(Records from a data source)
>> Start
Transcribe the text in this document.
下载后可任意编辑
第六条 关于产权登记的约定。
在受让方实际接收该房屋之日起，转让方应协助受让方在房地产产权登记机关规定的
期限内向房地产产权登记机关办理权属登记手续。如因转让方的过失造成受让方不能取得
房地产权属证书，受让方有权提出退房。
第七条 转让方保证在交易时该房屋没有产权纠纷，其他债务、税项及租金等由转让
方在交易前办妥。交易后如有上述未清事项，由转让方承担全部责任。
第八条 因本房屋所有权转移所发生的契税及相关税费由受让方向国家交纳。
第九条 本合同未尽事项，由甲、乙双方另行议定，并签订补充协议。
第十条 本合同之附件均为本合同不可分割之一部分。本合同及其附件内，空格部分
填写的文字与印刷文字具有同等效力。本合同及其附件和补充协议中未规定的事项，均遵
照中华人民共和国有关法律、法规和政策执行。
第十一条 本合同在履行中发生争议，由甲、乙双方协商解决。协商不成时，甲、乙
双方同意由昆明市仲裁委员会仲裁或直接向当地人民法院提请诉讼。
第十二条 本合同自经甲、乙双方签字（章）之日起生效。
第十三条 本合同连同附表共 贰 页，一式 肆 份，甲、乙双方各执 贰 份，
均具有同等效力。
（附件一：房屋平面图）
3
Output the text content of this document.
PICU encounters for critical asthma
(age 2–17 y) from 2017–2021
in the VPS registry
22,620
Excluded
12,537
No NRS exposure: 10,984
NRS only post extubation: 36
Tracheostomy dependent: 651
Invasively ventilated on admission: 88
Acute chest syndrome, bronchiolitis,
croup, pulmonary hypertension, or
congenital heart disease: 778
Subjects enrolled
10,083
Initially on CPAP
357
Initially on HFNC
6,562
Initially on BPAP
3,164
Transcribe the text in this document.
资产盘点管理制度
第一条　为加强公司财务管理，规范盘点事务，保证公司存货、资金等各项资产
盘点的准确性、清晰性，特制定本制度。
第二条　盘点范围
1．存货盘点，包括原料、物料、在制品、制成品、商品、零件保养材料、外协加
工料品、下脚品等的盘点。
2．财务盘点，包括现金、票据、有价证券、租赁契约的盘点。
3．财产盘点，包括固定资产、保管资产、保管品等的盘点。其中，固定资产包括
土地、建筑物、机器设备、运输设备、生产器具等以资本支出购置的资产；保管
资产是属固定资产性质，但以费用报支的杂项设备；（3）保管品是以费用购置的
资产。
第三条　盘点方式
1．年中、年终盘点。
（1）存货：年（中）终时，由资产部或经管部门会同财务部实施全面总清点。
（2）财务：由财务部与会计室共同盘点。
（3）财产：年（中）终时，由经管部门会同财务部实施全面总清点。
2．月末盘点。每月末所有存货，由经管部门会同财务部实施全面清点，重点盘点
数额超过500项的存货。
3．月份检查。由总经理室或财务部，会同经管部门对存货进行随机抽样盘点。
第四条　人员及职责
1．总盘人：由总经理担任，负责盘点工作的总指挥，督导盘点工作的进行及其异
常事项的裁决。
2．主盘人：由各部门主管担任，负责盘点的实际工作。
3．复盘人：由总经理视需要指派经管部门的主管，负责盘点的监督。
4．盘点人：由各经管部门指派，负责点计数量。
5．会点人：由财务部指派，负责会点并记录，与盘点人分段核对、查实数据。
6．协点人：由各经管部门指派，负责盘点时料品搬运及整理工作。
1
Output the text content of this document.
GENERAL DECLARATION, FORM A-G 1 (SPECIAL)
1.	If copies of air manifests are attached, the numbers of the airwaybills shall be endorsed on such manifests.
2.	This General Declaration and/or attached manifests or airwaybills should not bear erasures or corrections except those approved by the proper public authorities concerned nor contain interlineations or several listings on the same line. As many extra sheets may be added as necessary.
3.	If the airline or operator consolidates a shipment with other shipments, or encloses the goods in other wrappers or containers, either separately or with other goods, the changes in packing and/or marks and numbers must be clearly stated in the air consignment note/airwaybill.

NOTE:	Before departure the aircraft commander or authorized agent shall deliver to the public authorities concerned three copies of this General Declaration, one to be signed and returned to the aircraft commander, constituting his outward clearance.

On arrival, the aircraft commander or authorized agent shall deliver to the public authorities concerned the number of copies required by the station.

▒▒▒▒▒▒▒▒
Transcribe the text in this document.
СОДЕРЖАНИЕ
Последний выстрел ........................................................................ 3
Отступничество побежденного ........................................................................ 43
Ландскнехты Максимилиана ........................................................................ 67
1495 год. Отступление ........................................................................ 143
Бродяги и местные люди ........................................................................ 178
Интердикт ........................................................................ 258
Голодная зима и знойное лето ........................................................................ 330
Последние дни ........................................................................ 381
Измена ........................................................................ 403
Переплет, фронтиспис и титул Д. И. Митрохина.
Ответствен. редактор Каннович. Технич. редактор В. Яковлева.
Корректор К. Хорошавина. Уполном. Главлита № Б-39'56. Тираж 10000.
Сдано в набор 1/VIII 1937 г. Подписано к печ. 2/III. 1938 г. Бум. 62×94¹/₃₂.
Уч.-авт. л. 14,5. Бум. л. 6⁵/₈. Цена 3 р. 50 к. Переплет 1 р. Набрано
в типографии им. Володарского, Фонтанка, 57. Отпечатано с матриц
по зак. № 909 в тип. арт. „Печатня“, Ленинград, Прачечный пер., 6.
>> End
Directive:
Write out the entire listing exactly.

Solution below:
Transcribe the text in this document.
下载后可任意编辑
第六条 关于产权登记的约定。
在受让方实际接收该房屋之日起，转让方应协助受让方在房地产产权登记机关规定的
期限内向房地产产权登记机关办理权属登记手续。如因转让方的过失造成受让方不能取得
房地产权属证书，受让方有权提出退房。
第七条 转让方保证在交易时该房屋没有产权纠纷，其他债务、税项及租金等由转让
方在交易前办妥。交易后如有上述未清事项，由转让方承担全部责任。
第八条 因本房屋所有权转移所发生的契税及相关税费由受让方向国家交纳。
第九条 本合同未尽事项，由甲、乙双方另行议定，并签订补充协议。
第十条 本合同之附件均为本合同不可分割之一部分。本合同及其附件内，空格部分
填写的文字与印刷文字具有同等效力。本合同及其附件和补充协议中未规定的事项，均遵
照中华人民共和国有关法律、法规和政策执行。
第十一条 本合同在履行中发生争议，由甲、乙双方协商解决。协商不成时，甲、乙
双方同意由昆明市仲裁委员会仲裁或直接向当地人民法院提请诉讼。
第十二条 本合同自经甲、乙双方签字（章）之日起生效。
第十三条 本合同连同附表共 贰 页，一式 肆 份，甲、乙双方各执 贰 份，
均具有同等效力。
（附件一：房屋平面图）
3
Output the text content of this document.
PICU encounters for critical asthma
(age 2–17 y) from 2017–2021
in the VPS registry
22,620
Excluded
12,537
No NRS exposure: 10,984
NRS only post extubation: 36
Tracheostomy dependent: 651
Invasively ventilated on admission: 88
Acute chest syndrome, bronchiolitis,
croup, pulmonary hypertension, or
congenital heart disease: 778
Subjects enrolled
10,083
Initially on CPAP
357
Initially on HFNC
6,562
Initially on BPAP
3,164
Transcribe the text in this document.
资产盘点管理制度
第一条　为加强公司财务管理，规范盘点事务，保证公司存货、资金等各项资产
盘点的准确性、清晰性，特制定本制度。
第二条　盘点范围
1．存货盘点，包括原料、物料、在制品、制成品、商品、零件保养材料、外协加
工料品、下脚品等的盘点。
2．财务盘点，包括现金、票据、有价证券、租赁契约的盘点。
3．财产盘点，包括固定资产、保管资产、保管品等的盘点。其中，固定资产包括
土地、建筑物、机器设备、运输设备、生产器具等以资本支出购置的资产；保管
资产是属固定资产性质，但以费用报支的杂项设备；（3）保管品是以费用购置的
资产。
第三条　盘点方式
1．年中、年终盘点。
（1）存货：年（中）终时，由资产部或经管部门会同财务部实施全面总清点。
（2）财务：由财务部与会计室共同盘点。
（3）财产：年（中）终时，由经管部门会同财务部实施全面总清点。
2．月末盘点。每月末所有存货，由经管部门会同财务部实施全面清点，重点盘点
数额超过500项的存货。
3．月份检查。由总经理室或财务部，会同经管部门对存货进行随机抽样盘点。
第四条　人员及职责
1．总盘人：由总经理担任，负责盘点工作的总指挥，督导盘点工作的进行及其异
常事项的裁决。
2．主盘人：由各部门主管担任，负责盘点的实际工作。
3．复盘人：由总经理视需要指派经管部门的主管，负责盘点的监督。
4．盘点人：由各经管部门指派，负责点计数量。
5．会点人：由财务部指派，负责会点并记录，与盘点人分段核对、查实数据。
6．协点人：由各经管部门指派，负责盘点时料品搬运及整理工作。
1
Output the text content of this document.
GENERAL DECLARATION, FORM A-G 1 (SPECIAL)
1.	If copies of air manifests are attached, the numbers of the airwaybills shall be endorsed on such manifests.
2.	This General Declaration and/or attached manifests or airwaybills should not bear erasures or corrections except those approved by the proper public authorities concerned nor contain interlineations or several listings on the same line. As many extra sheets may be added as necessary.
3.	If the airline or operator consolidates a shipment with other shipments, or encloses the goods in other wrappers or containers, either separately or with other goods, the changes in packing and/or marks and numbers must be clearly stated in the air consignment note/airwaybill.

NOTE:	Before departure the aircraft commander or authorized agent shall deliver to the public authorities concerned three copies of this General Declaration, one to be signed and returned to the aircraft commander, constituting his outward clearance.

On arrival, the aircraft commander or authorized agent shall deliver to the public authorities concerned the number of copies required by the station.

▒▒▒▒▒▒▒▒
Transcribe the text in this document.
СОДЕРЖАНИЕ
Последний выстрел ........................................................................ 3
Отступничество побежденного ........................................................................ 43
Ландскнехты Максимилиана ........................................................................ 67
1495 год. Отступление ........................................................................ 143
Бродяги и местные люди ........................................................................ 178
Интердикт ........................................................................ 258
Голодная зима и знойное лето ........................................................................ 330
Последние дни ........................................................................ 381
Измена ........................................................................ 403
Переплет, фронтиспис и титул Д. И. Митрохина.
Ответствен. редактор Каннович. Технич. редактор В. Яковлева.
Корректор К. Хорошавина. Уполном. Главлита № Б-39'56. Тираж 10000.
Сдано в набор 1/VIII 1937 г. Подписано к печ. 2/III. 1938 г. Бум. 62×94¹/₃₂.
Уч.-авт. л. 14,5. Бум. л. 6⁵/₈. Цена 3 р. 50 к. Переплет 1 р. Набрано
в типографии им. Володарского, Фонтанка, 57. Отпечатано с матриц
по зак. № 909 в тип. арт. „Печатня“, Ленинград, Прачечный пер., 6.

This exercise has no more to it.